━━━ Data lines
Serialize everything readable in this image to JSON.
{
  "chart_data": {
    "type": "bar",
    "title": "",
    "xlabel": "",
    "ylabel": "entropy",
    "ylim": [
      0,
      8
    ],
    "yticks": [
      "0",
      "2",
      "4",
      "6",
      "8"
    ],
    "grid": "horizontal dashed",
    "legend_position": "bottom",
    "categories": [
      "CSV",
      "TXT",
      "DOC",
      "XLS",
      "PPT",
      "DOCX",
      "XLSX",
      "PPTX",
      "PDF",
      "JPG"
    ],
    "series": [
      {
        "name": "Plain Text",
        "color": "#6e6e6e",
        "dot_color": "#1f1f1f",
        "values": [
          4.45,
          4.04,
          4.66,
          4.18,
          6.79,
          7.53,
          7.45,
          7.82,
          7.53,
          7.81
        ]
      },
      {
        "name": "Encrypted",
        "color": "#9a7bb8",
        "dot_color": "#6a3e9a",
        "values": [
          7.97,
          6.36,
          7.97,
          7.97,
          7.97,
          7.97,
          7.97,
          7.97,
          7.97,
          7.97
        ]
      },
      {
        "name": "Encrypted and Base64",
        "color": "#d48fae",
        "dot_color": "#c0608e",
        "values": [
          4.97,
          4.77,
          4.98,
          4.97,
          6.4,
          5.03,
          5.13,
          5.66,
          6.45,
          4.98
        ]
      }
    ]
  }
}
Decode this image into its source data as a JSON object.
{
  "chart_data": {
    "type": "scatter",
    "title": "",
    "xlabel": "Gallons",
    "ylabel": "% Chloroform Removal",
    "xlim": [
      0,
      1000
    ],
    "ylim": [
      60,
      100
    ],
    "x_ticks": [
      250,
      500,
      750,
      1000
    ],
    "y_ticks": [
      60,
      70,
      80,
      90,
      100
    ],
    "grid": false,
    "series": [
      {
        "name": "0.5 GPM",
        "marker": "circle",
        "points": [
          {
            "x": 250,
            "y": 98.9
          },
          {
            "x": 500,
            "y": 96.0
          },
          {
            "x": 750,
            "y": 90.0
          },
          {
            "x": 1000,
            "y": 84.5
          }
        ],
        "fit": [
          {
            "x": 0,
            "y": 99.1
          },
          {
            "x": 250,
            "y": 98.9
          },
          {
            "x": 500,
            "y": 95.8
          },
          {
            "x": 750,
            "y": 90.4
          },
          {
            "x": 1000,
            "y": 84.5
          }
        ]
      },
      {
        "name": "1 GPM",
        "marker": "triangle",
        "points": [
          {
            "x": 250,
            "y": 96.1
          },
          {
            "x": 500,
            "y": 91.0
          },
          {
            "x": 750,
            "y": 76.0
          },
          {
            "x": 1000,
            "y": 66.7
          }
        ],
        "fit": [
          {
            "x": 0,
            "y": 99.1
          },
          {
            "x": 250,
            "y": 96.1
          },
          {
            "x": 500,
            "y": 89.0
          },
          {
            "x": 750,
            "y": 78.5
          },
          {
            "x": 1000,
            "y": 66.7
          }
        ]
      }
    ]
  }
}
━━━━━━
**Set problem:** Can you reproduce all the material exactly?

**Answer to the task:**
Serialize everything readable in this image to JSON.
{
  "chart_data": {
    "type": "bar",
    "title": "",
    "xlabel": "",
    "ylabel": "entropy",
    "ylim": [
      0,
      8
    ],
    "yticks": [
      "0",
      "2",
      "4",
      "6",
      "8"
    ],
    "grid": "horizontal dashed",
    "legend_position": "bottom",
    "categories": [
      "CSV",
      "TXT",
      "DOC",
      "XLS",
      "PPT",
      "DOCX",
      "XLSX",
      "PPTX",
      "PDF",
      "JPG"
    ],
    "series": [
      {
        "name": "Plain Text",
        "color": "#6e6e6e",
        "dot_color": "#1f1f1f",
        "values": [
          4.45,
          4.04,
          4.66,
          4.18,
          6.79,
          7.53,
          7.45,
          7.82,
          7.53,
          7.81
        ]
      },
      {
        "name": "Encrypted",
        "color": "#9a7bb8",
        "dot_color": "#6a3e9a",
        "values": [
          7.97,
          6.36,
          7.97,
          7.97,
          7.97,
          7.97,
          7.97,
          7.97,
          7.97,
          7.97
        ]
      },
      {
        "name": "Encrypted and Base64",
        "color": "#d48fae",
        "dot_color": "#c0608e",
        "values": [
          4.97,
          4.77,
          4.98,
          4.97,
          6.4,
          5.03,
          5.13,
          5.66,
          6.45,
          4.98
        ]
      }
    ]
  }
}
Decode this image into its source data as a JSON object.
{
  "chart_data": {
    "type": "scatter",
    "title": "",
    "xlabel": "Gallons",
    "ylabel": "% Chloroform Removal",
    "xlim": [
      0,
      1000
    ],
    "ylim": [
      60,
      100
    ],
    "x_ticks": [
      250,
      500,
      750,
      1000
    ],
    "y_ticks": [
      60,
      70,
      80,
      90,
      100
    ],
    "grid": false,
    "series": [
      {
        "name": "0.5 GPM",
        "marker": "circle",
        "points": [
          {
            "x": 250,
            "y": 98.9
          },
          {
            "x": 500,
            "y": 96.0
          },
          {
            "x": 750,
            "y": 90.0
          },
          {
            "x": 1000,
            "y": 84.5
          }
        ],
        "fit": [
          {
            "x": 0,
            "y": 99.1
          },
          {
            "x": 250,
            "y": 98.9
          },
          {
            "x": 500,
            "y": 95.8
          },
          {
            "x": 750,
            "y": 90.4
          },
          {
            "x": 1000,
            "y": 84.5
          }
        ]
      },
      {
        "name": "1 GPM",
        "marker": "triangle",
        "points": [
          {
            "x": 250,
            "y": 96.1
          },
          {
            "x": 500,
            "y": 91.0
          },
          {
            "x": 750,
            "y": 76.0
          },
          {
            "x": 1000,
            "y": 66.7
          }
        ],
        "fit": [
          {
            "x": 0,
            "y": 99.1
          },
          {
            "x": 250,
            "y": 96.1
          },
          {
            "x": 500,
            "y": 89.0
          },
          {
            "x": 750,
            "y": 78.5
          },
          {
            "x": 1000,
            "y": 66.7
          }
        ]
      }
    ]
  }
}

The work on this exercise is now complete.